---------- SUPPLIED MATERIAL ----------
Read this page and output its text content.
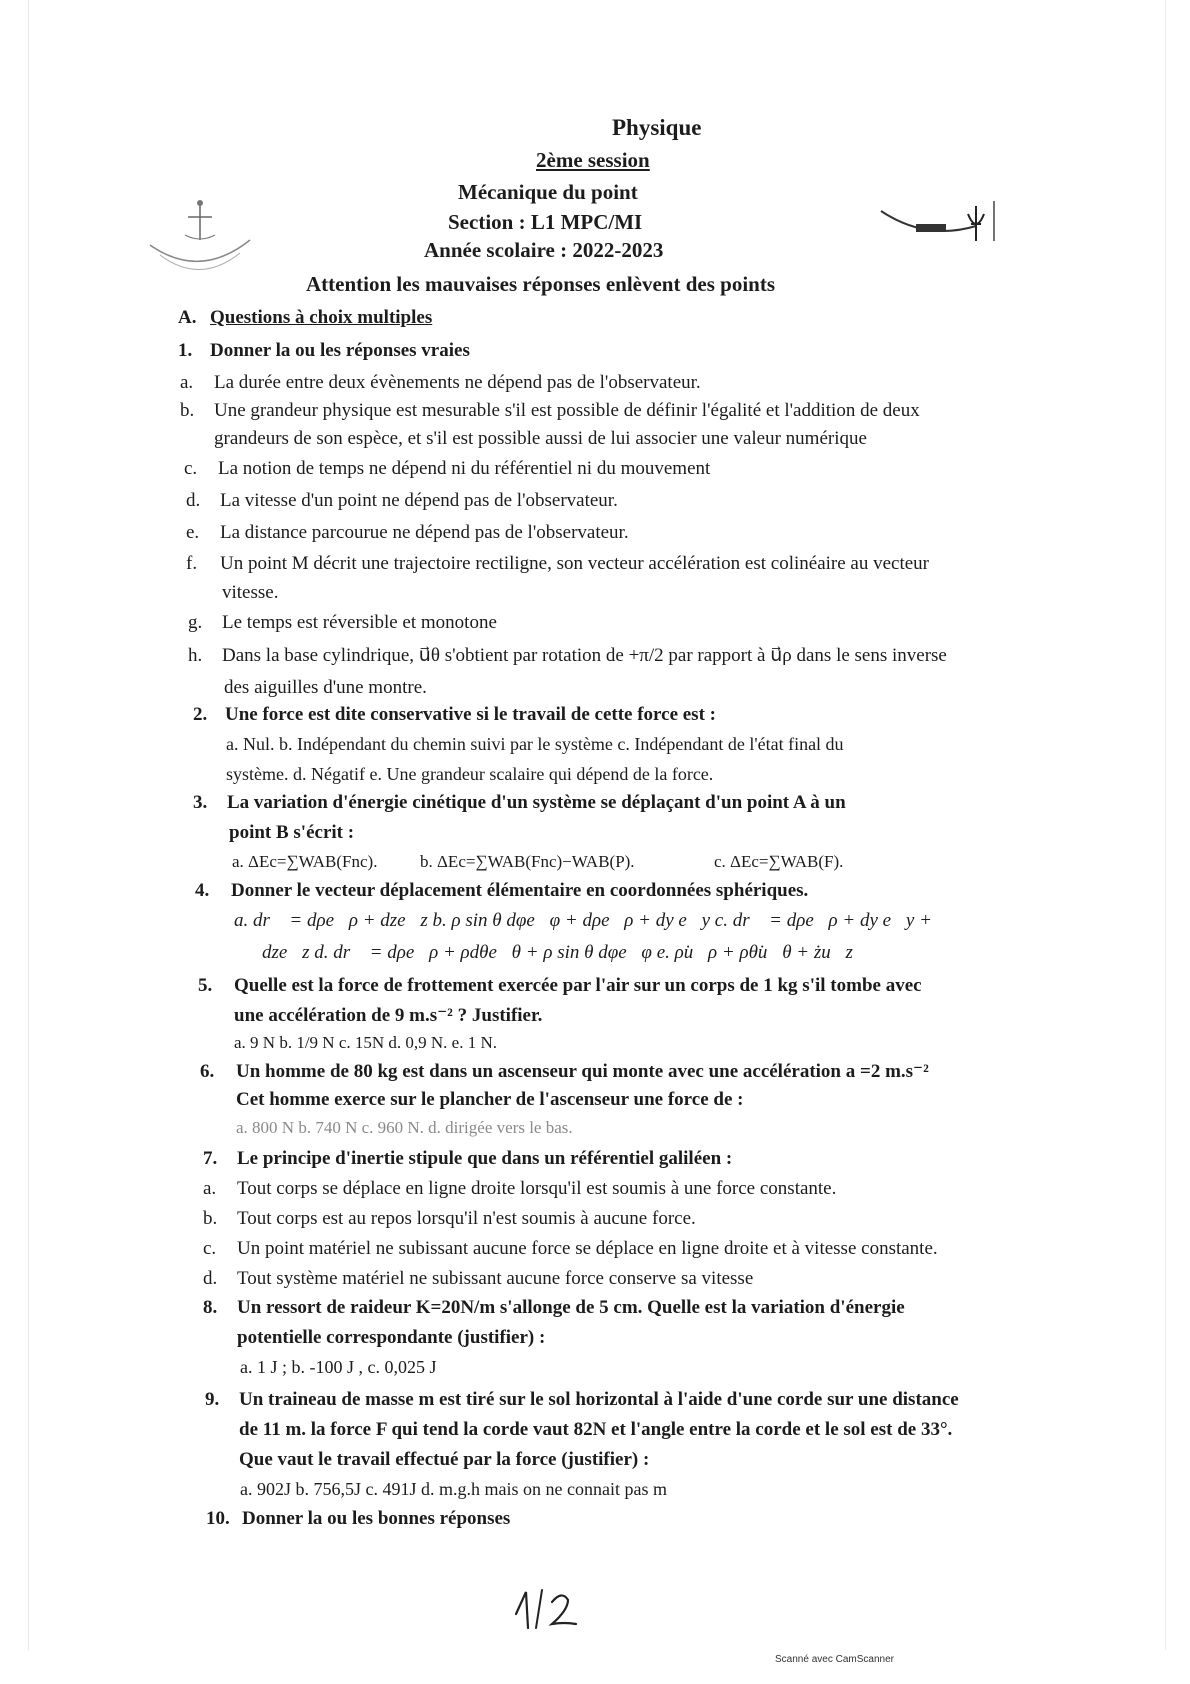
Physique
2ème session
Mécanique du point
Section : L1 MPC/MI
Année scolaire : 2022-2023
Attention les mauvaises réponses enlèvent des points
A. Questions à choix multiples
1. Donner la ou les réponses vraies
a. La durée entre deux évènements ne dépend pas de l'observateur.
b. Une grandeur physique est mesurable s'il est possible de définir l'égalité et l'addition de deux
grandeurs de son espèce, et s'il est possible aussi de lui associer une valeur numérique
c. La notion de temps ne dépend ni du référentiel ni du mouvement
d. La vitesse d'un point ne dépend pas de l'observateur.
e. La distance parcourue ne dépend pas de l'observateur.
f. Un point M décrit une trajectoire rectiligne, son vecteur accélération est colinéaire au vecteur
vitesse.
g. Le temps est réversible et monotone
h. Dans la base cylindrique, u⃗θ s'obtient par rotation de +π/2 par rapport à u⃗ρ dans le sens inverse
des aiguilles d'une montre.
2. Une force est dite conservative si le travail de cette force est :
a. Nul. b. Indépendant du chemin suivi par le système c. Indépendant de l'état final du
système. d. Négatif e. Une grandeur scalaire qui dépend de la force.
3. La variation d'énergie cinétique d'un système se déplaçant d'un point A à un
point B s'écrit :
a. ΔEc=∑WAB(Fnc).	b. ΔEc=∑WAB(Fnc)−WAB(P).	c. ΔEc=∑WAB(F).
4. Donner le vecteur déplacement élémentaire en coordonnées sphériques.
a. dr⃗ = dρe⃗ρ + dze⃗z b. ρ sin θ dφe⃗φ + dρe⃗ρ + dy e⃗y c. dr⃗ = dρe⃗ρ + dy e⃗y +
dze⃗z d. dr⃗ = dρe⃗ρ + ρdθe⃗θ + ρ sin θ dφe⃗φ e. ρ̇u⃗ρ + ρθ̇u⃗θ + żu⃗z
5. Quelle est la force de frottement exercée par l'air sur un corps de 1 kg s'il tombe avec
une accélération de 9 m.s⁻² ? Justifier.
a. 9 N b. 1/9 N c. 15N d. 0,9 N. e. 1 N.
6. Un homme de 80 kg est dans un ascenseur qui monte avec une accélération a =2 m.s⁻²
Cet homme exerce sur le plancher de l'ascenseur une force de :
a. 800 N b. 740 N c. 960 N. d. dirigée vers le bas.
7. Le principe d'inertie stipule que dans un référentiel galiléen :
a. Tout corps se déplace en ligne droite lorsqu'il est soumis à une force constante.
b. Tout corps est au repos lorsqu'il n'est soumis à aucune force.
c. Un point matériel ne subissant aucune force se déplace en ligne droite et à vitesse constante.
d. Tout système matériel ne subissant aucune force conserve sa vitesse
8. Un ressort de raideur K=20N/m s'allonge de 5 cm. Quelle est la variation d'énergie
potentielle correspondante (justifier) :
a. 1 J ; b. -100 J , c. 0,025 J
9. Un traineau de masse m est tiré sur le sol horizontal à l'aide d'une corde sur une distance
de 11 m. la force F qui tend la corde vaut 82N et l'angle entre la corde et le sol est de 33°.
Que vaut le travail effectué par la force (justifier) :
a. 902J b. 756,5J c. 491J d. m.g.h mais on ne connait pas m
10. Donner la ou les bonnes réponses
Scanné avec CamScanner
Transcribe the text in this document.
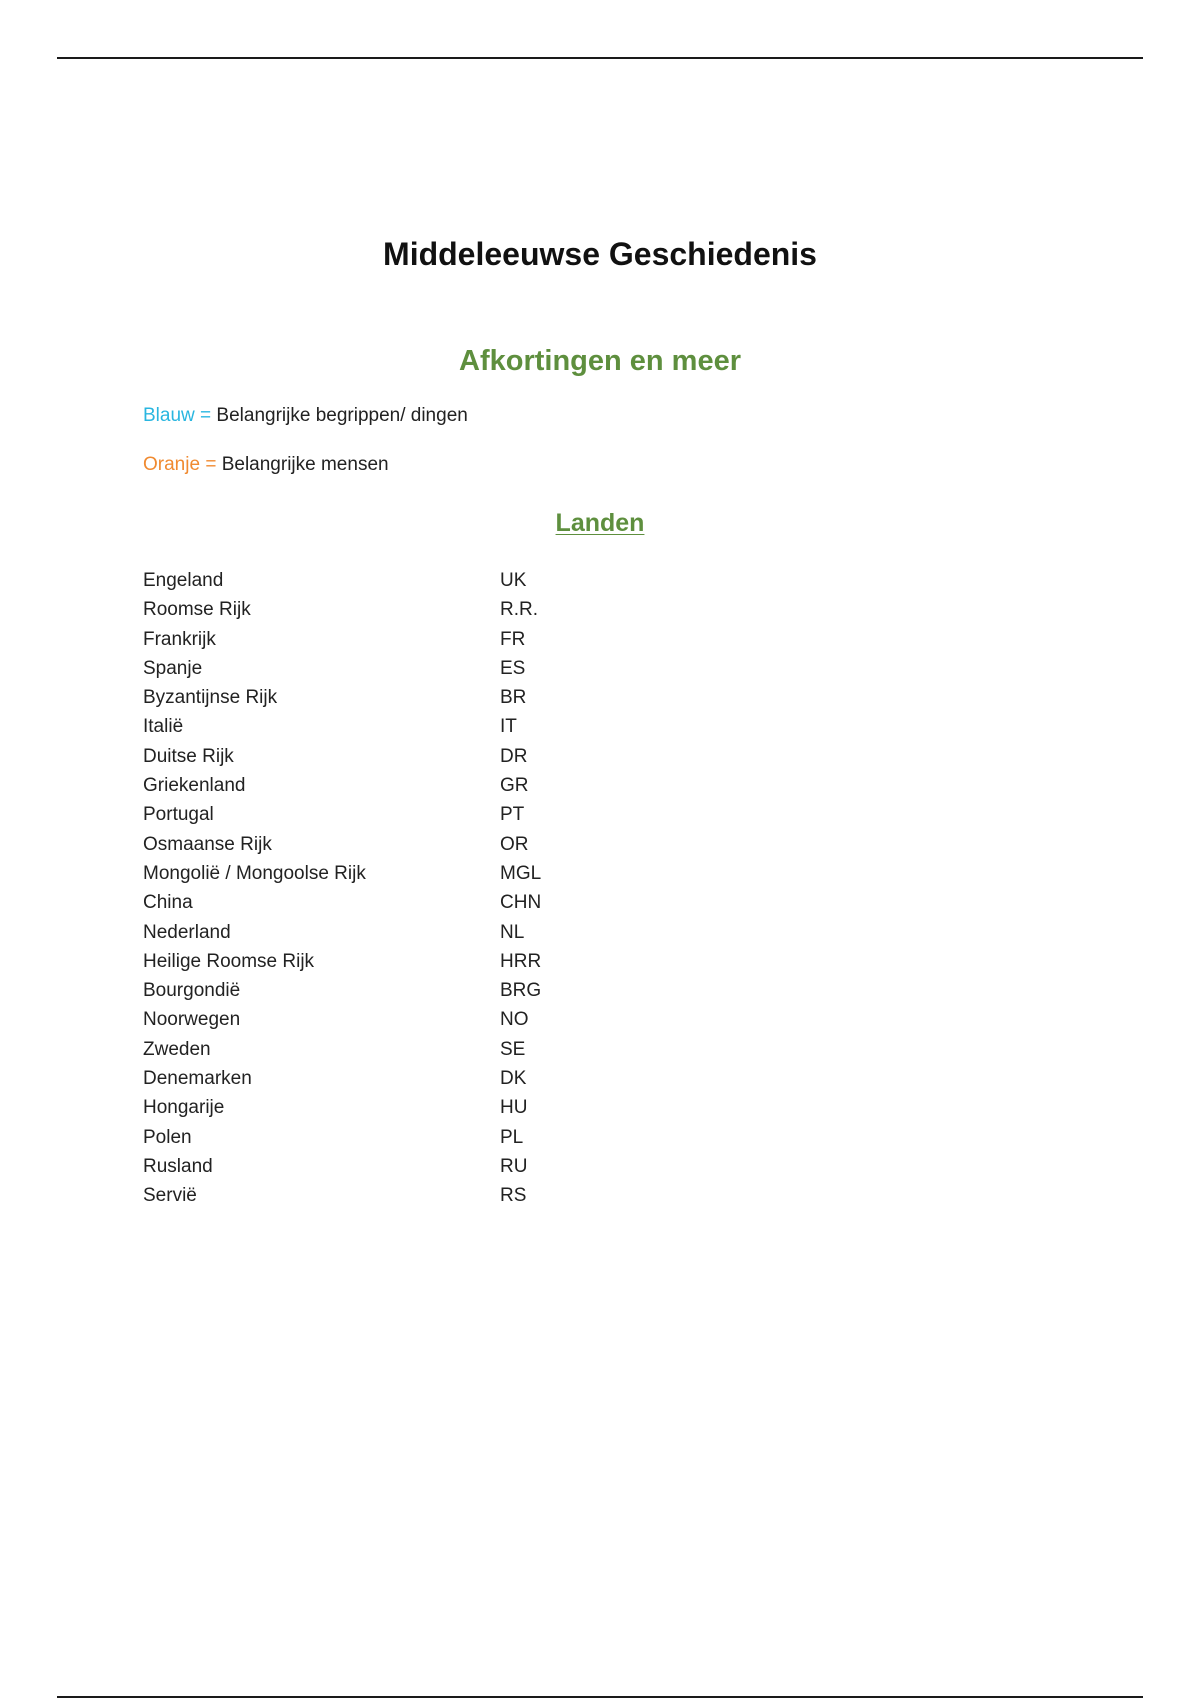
Middeleeuwse Geschiedenis
Afkortingen en meer
Blauw = Belangrijke begrippen/ dingen
Oranje = Belangrijke mensen
Landen
Engeland	UK
Roomse Rijk	R.R.
Frankrijk	FR
Spanje	ES
Byzantijnse Rijk	BR
Italië	IT
Duitse Rijk	DR
Griekenland	GR
Portugal	PT
Osmaanse Rijk	OR
Mongolië / Mongoolse Rijk	MGL
China	CHN
Nederland	NL
Heilige Roomse Rijk	HRR
Bourgondië	BRG
Noorwegen	NO
Zweden	SE
Denemarken	DK
Hongarije	HU
Polen	PL
Rusland	RU
Servië	RS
----------
• _REQUEST_: Show each line of the listing that holds the string "observateur".

• _SOLUTION TO THIS EXERCISE_:
a. La durée entre deux évènements ne dépend pas de l'observateur.
d. La vitesse d'un point ne dépend pas de l'observateur.
e. La distance parcourue ne dépend pas de l'observateur.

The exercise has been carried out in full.